◆ The exercise: Go through the entries and transcribe each one exactly, dropping the pictures.
━━━ Input for this task
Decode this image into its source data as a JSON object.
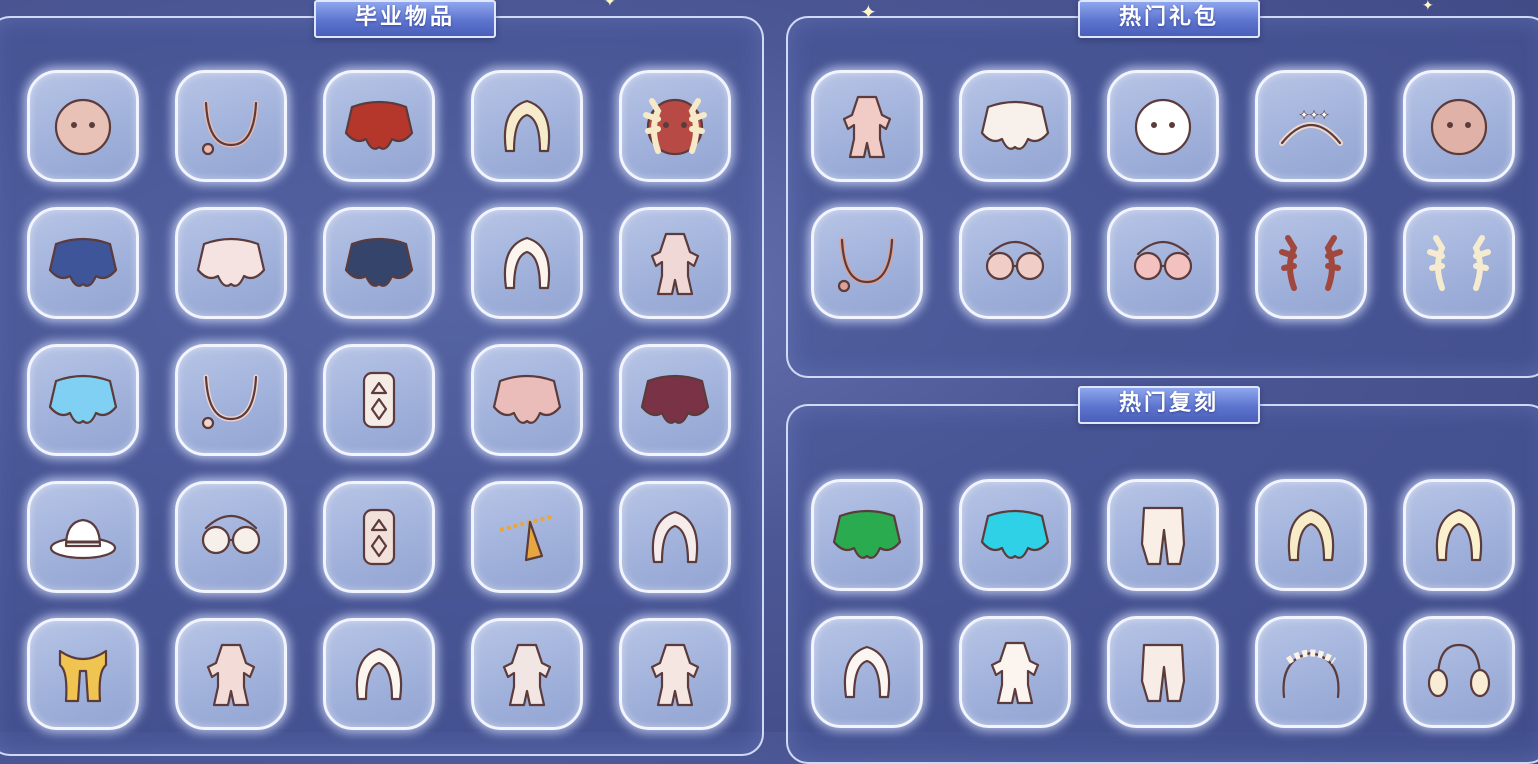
{
  "sections": {
    "graduation": {
      "title": "毕业物品"
    },
    "hot_gifts": {
      "title": "热门礼包"
    },
    "hot_reprint": {
      "title": "热门复刻"
    }
  },
  "colors": {
    "panel_border": "#e1e8ff",
    "banner_top": "#8ea6ee",
    "banner_bottom": "#4a5fb9",
    "slot_bg": "#a9b8df",
    "background": "#4c5896"
  },
  "graduation_items": [
    "round-hat-icon",
    "hair-strand-icon",
    "red-cape-icon",
    "pigtail-hair-icon",
    "antler-mask-icon",
    "blue-cape-icon",
    "white-wing-cape-icon",
    "dark-armor-cape-icon",
    "long-hair-icon",
    "robe-outfit-icon",
    "blue-wing-cape-icon",
    "ribbon-scarf-icon",
    "amulet-prop-icon",
    "shell-cape-icon",
    "maroon-cape-icon",
    "cowboy-hat-icon",
    "glasses-icon",
    "banner-prop-icon",
    "golden-chain-icon",
    "feather-hair-icon",
    "golden-scarf-icon",
    "long-robe-icon",
    "bun-hair-icon",
    "constellation-prop-icon",
    "armor-outfit-icon"
  ],
  "gift_items": [
    "pink-outfit-icon",
    "fluffy-cape-icon",
    "white-mask-icon",
    "star-headband-icon",
    "pink-mask-icon",
    "braid-hair-icon",
    "round-glasses-icon",
    "heart-glasses-icon",
    "red-antlers-icon",
    "white-antlers-icon"
  ],
  "reprint_items": [
    "green-cape-icon",
    "cyan-cape-icon",
    "white-pants-icon",
    "wavy-hair-icon",
    "short-hair-icon",
    "cat-hood-icon",
    "white-outfit-icon",
    "cargo-pants-icon",
    "flower-crown-icon",
    "earmuffs-icon"
  ]
}
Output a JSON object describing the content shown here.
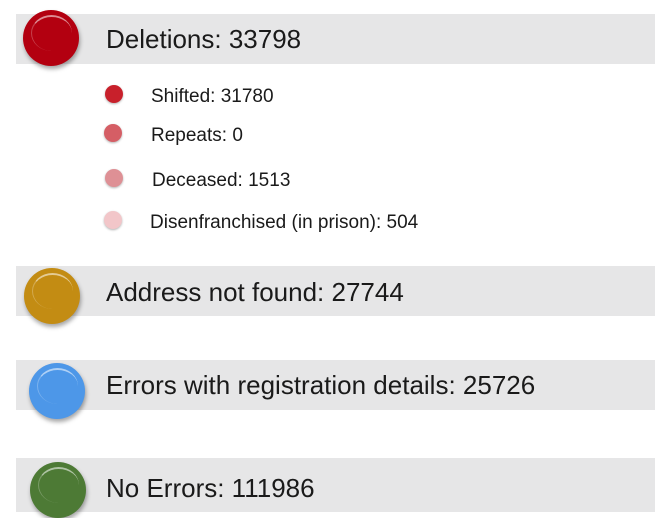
━━━━━━
◆ Answer in full:
Decode this image into its source data as a JSON object.
{
  "sections": {
    "graduation": {
      "title": "毕业物品"
    },
    "hot_gifts": {
      "title": "热门礼包"
    },
    "hot_reprint": {
      "title": "热门复刻"
    }
  },
  "colors": {
    "panel_border": "#e1e8ff",
    "banner_top": "#8ea6ee",
    "banner_bottom": "#4a5fb9",
    "slot_bg": "#a9b8df",
    "background": "#4c5896"
  },
  "graduation_items": [
    "round-hat-icon",
    "hair-strand-icon",
    "red-cape-icon",
    "pigtail-hair-icon",
    "antler-mask-icon",
    "blue-cape-icon",
    "white-wing-cape-icon",
    "dark-armor-cape-icon",
    "long-hair-icon",
    "robe-outfit-icon",
    "blue-wing-cape-icon",
    "ribbon-scarf-icon",
    "amulet-prop-icon",
    "shell-cape-icon",
    "maroon-cape-icon",
    "cowboy-hat-icon",
    "glasses-icon",
    "banner-prop-icon",
    "golden-chain-icon",
    "feather-hair-icon",
    "golden-scarf-icon",
    "long-robe-icon",
    "bun-hair-icon",
    "constellation-prop-icon",
    "armor-outfit-icon"
  ],
  "gift_items": [
    "pink-outfit-icon",
    "fluffy-cape-icon",
    "white-mask-icon",
    "star-headband-icon",
    "pink-mask-icon",
    "braid-hair-icon",
    "round-glasses-icon",
    "heart-glasses-icon",
    "red-antlers-icon",
    "white-antlers-icon"
  ],
  "reprint_items": [
    "green-cape-icon",
    "cyan-cape-icon",
    "white-pants-icon",
    "wavy-hair-icon",
    "short-hair-icon",
    "cat-hood-icon",
    "white-outfit-icon",
    "cargo-pants-icon",
    "flower-crown-icon",
    "earmuffs-icon"
  ]
}
Output a JSON object describing the content shown here.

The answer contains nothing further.